= EXCERPTED DATA =
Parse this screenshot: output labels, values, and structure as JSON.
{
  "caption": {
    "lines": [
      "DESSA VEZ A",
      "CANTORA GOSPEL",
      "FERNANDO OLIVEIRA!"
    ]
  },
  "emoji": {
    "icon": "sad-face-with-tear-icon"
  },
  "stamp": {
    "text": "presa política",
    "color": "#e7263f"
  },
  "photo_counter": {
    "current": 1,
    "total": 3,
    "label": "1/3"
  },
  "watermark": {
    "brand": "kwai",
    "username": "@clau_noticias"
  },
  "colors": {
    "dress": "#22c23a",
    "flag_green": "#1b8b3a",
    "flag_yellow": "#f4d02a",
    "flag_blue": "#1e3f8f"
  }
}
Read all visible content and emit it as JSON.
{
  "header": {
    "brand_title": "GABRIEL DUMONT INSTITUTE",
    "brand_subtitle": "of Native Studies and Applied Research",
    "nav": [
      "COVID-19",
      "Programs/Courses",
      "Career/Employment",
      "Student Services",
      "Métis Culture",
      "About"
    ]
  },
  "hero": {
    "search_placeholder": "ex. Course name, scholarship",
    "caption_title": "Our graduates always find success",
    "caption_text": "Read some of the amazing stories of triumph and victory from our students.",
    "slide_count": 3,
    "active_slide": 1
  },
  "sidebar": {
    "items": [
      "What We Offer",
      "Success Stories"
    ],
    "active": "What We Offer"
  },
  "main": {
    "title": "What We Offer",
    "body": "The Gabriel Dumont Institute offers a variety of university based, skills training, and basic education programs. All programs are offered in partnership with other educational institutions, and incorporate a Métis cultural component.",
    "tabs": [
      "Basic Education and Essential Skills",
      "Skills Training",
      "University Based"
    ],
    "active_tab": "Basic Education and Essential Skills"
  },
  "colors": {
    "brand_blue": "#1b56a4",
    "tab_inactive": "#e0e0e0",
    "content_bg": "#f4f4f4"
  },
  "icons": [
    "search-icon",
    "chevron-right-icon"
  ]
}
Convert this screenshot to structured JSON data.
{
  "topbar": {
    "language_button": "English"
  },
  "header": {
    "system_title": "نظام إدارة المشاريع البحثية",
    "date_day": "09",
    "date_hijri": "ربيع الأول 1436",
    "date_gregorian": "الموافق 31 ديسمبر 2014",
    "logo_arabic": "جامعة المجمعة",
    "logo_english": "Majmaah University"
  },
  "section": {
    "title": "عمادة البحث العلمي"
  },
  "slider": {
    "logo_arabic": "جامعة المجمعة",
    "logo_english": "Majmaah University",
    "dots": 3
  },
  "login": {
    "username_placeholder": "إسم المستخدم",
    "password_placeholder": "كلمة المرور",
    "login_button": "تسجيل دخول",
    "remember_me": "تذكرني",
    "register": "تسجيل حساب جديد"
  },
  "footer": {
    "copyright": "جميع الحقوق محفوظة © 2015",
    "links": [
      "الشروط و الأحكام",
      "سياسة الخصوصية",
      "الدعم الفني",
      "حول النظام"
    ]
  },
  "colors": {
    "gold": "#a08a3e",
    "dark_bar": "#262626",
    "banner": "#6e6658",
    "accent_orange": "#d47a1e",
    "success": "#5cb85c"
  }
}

= GIVEN INSTRUCTION =
Display every line of the listing that contains the string "Métis".

= RESPONSE =
      "Métis Culture",
    "body": "The Gabriel Dumont Institute offers a variety of university based, skills training, and basic education programs. All programs are offered in partnership with other educational institutions, and incorporate a Métis cultural component.",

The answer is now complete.